## BEGIN Supplied records

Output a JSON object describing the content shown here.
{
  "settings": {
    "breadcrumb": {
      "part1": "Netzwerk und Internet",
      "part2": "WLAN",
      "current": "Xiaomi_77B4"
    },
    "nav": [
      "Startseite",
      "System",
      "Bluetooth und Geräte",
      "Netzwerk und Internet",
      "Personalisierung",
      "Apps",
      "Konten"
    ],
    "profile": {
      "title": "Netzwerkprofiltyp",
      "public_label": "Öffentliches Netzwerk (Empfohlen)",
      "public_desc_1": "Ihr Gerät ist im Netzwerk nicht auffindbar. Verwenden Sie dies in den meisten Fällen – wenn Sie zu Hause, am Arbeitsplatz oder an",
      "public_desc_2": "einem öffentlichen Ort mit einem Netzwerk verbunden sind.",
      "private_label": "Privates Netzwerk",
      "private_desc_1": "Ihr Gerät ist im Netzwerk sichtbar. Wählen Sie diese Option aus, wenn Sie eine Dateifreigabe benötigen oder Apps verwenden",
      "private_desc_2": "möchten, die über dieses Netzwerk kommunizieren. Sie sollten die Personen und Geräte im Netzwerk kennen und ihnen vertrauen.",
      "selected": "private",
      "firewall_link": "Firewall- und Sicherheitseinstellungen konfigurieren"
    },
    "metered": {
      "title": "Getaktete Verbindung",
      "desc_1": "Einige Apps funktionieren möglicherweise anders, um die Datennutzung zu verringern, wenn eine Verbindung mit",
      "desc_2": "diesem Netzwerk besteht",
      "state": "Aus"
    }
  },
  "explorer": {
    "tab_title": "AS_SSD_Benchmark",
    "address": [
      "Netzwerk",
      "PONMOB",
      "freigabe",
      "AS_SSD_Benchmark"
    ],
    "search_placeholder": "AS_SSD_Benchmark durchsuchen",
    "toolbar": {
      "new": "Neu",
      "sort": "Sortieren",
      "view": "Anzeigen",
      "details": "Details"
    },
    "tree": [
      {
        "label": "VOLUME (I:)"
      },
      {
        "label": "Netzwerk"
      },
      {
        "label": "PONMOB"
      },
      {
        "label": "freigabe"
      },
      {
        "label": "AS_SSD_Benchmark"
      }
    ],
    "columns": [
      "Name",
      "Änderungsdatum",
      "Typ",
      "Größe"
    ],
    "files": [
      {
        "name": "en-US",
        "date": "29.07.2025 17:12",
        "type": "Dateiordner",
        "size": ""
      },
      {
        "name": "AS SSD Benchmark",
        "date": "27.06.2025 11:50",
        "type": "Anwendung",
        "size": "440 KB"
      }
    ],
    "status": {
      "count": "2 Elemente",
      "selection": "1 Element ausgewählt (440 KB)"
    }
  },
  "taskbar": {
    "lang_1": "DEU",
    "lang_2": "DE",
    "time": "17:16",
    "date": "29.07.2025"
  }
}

## END Supplied records

Copy out the whole listing, exactly as written.

Output a JSON object describing the content shown here.
{
  "settings": {
    "breadcrumb": {
      "part1": "Netzwerk und Internet",
      "part2": "WLAN",
      "current": "Xiaomi_77B4"
    },
    "nav": [
      "Startseite",
      "System",
      "Bluetooth und Geräte",
      "Netzwerk und Internet",
      "Personalisierung",
      "Apps",
      "Konten"
    ],
    "profile": {
      "title": "Netzwerkprofiltyp",
      "public_label": "Öffentliches Netzwerk (Empfohlen)",
      "public_desc_1": "Ihr Gerät ist im Netzwerk nicht auffindbar. Verwenden Sie dies in den meisten Fällen – wenn Sie zu Hause, am Arbeitsplatz oder an",
      "public_desc_2": "einem öffentlichen Ort mit einem Netzwerk verbunden sind.",
      "private_label": "Privates Netzwerk",
      "private_desc_1": "Ihr Gerät ist im Netzwerk sichtbar. Wählen Sie diese Option aus, wenn Sie eine Dateifreigabe benötigen oder Apps verwenden",
      "private_desc_2": "möchten, die über dieses Netzwerk kommunizieren. Sie sollten die Personen und Geräte im Netzwerk kennen und ihnen vertrauen.",
      "selected": "private",
      "firewall_link": "Firewall- und Sicherheitseinstellungen konfigurieren"
    },
    "metered": {
      "title": "Getaktete Verbindung",
      "desc_1": "Einige Apps funktionieren möglicherweise anders, um die Datennutzung zu verringern, wenn eine Verbindung mit",
      "desc_2": "diesem Netzwerk besteht",
      "state": "Aus"
    }
  },
  "explorer": {
    "tab_title": "AS_SSD_Benchmark",
    "address": [
      "Netzwerk",
      "PONMOB",
      "freigabe",
      "AS_SSD_Benchmark"
    ],
    "search_placeholder": "AS_SSD_Benchmark durchsuchen",
    "toolbar": {
      "new": "Neu",
      "sort": "Sortieren",
      "view": "Anzeigen",
      "details": "Details"
    },
    "tree": [
      {
        "label": "VOLUME (I:)"
      },
      {
        "label": "Netzwerk"
      },
      {
        "label": "PONMOB"
      },
      {
        "label": "freigabe"
      },
      {
        "label": "AS_SSD_Benchmark"
      }
    ],
    "columns": [
      "Name",
      "Änderungsdatum",
      "Typ",
      "Größe"
    ],
    "files": [
      {
        "name": "en-US",
        "date": "29.07.2025 17:12",
        "type": "Dateiordner",
        "size": ""
      },
      {
        "name": "AS SSD Benchmark",
        "date": "27.06.2025 11:50",
        "type": "Anwendung",
        "size": "440 KB"
      }
    ],
    "status": {
      "count": "2 Elemente",
      "selection": "1 Element ausgewählt (440 KB)"
    }
  },
  "taskbar": {
    "lang_1": "DEU",
    "lang_2": "DE",
    "time": "17:16",
    "date": "29.07.2025"
  }
}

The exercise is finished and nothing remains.